### [Task]
Write the data out again exactly, with no pictures.
————
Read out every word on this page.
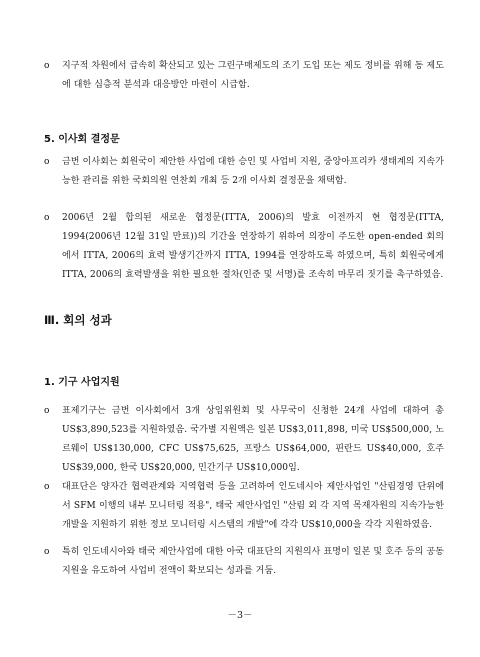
o 지구적 차원에서 급속히 확산되고 있는 그린구매제도의 조기 도입 또는 제도 정비를 위해 동 제도에 대한 심층적 분석과 대응방안 마련이 시급함.
5. 이사회 결정문
o 금번 이사회는 회원국이 제안한 사업에 대한 승인 및 사업비 지원, 중앙아프리카 생태계의 지속가능한 관리를 위한 국회의원 연찬회 개최 등 2개 이사회 결정문을 채택함.
o 2006년 2월 합의된 새로운 협정문(ITTA, 2006)의 발효 이전까지 현 협정문(ITTA, 1994(2006년 12월 31일 만료))의 기간을 연장하기 위하여 의장이 주도한 open-ended 회의에서 ITTA, 2006의 효력 발생기간까지 ITTA, 1994를 연장하도록 하였으며, 특히 회원국에게 ITTA, 2006의 효력발생을 위한 필요한 절차(인준 및 서명)를 조속히 마무리 짓기를 촉구하였음.
Ⅲ. 회의 성과
1. 기구 사업지원
o 표제기구는 금번 이사회에서 3개 상임위원회 및 사무국이 신청한 24개 사업에 대하여 총 US$3,890,523를 지원하였음. 국가별 지원액은 일본 US$3,011,898, 미국 US$500,000, 노르웨이 US$130,000, CFC US$75,625, 프랑스 US$64,000, 핀란드 US$40,000, 호주 US$39,000, 한국 US$20,000, 민간기구 US$10,000임.
o 대표단은 양자간 협력관계와 지역협력 등을 고려하여 인도네시아 제안사업인 "산림경영 단위에서 SFM 이행의 내부 모니터링 적용", 태국 제안사업인 "산림 외 각 지역 목재자원의 지속가능한 개발을 지원하기 위한 정보 모니터링 시스템의 개발"에 각각 US$10,000을 각각 지원하였음.
o 특히 인도네시아와 태국 제안사업에 대한 아국 대표단의 지원의사 표명이 일본 및 호주 등의 공동지원을 유도하여 사업비 전액이 확보되는 성과를 거둠.
－3－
————
### [Exercise answer]
Read out every word on this page.
o 지구적 차원에서 급속히 확산되고 있는 그린구매제도의 조기 도입 또는 제도 정비를 위해 동 제도에 대한 심층적 분석과 대응방안 마련이 시급함.
5. 이사회 결정문
o 금번 이사회는 회원국이 제안한 사업에 대한 승인 및 사업비 지원, 중앙아프리카 생태계의 지속가능한 관리를 위한 국회의원 연찬회 개최 등 2개 이사회 결정문을 채택함.
o 2006년 2월 합의된 새로운 협정문(ITTA, 2006)의 발효 이전까지 현 협정문(ITTA, 1994(2006년 12월 31일 만료))의 기간을 연장하기 위하여 의장이 주도한 open-ended 회의에서 ITTA, 2006의 효력 발생기간까지 ITTA, 1994를 연장하도록 하였으며, 특히 회원국에게 ITTA, 2006의 효력발생을 위한 필요한 절차(인준 및 서명)를 조속히 마무리 짓기를 촉구하였음.
Ⅲ. 회의 성과
1. 기구 사업지원
o 표제기구는 금번 이사회에서 3개 상임위원회 및 사무국이 신청한 24개 사업에 대하여 총 US$3,890,523를 지원하였음. 국가별 지원액은 일본 US$3,011,898, 미국 US$500,000, 노르웨이 US$130,000, CFC US$75,625, 프랑스 US$64,000, 핀란드 US$40,000, 호주 US$39,000, 한국 US$20,000, 민간기구 US$10,000임.
o 대표단은 양자간 협력관계와 지역협력 등을 고려하여 인도네시아 제안사업인 "산림경영 단위에서 SFM 이행의 내부 모니터링 적용", 태국 제안사업인 "산림 외 각 지역 목재자원의 지속가능한 개발을 지원하기 위한 정보 모니터링 시스템의 개발"에 각각 US$10,000을 각각 지원하였음.
o 특히 인도네시아와 태국 제안사업에 대한 아국 대표단의 지원의사 표명이 일본 및 호주 등의 공동지원을 유도하여 사업비 전액이 확보되는 성과를 거둠.
－3－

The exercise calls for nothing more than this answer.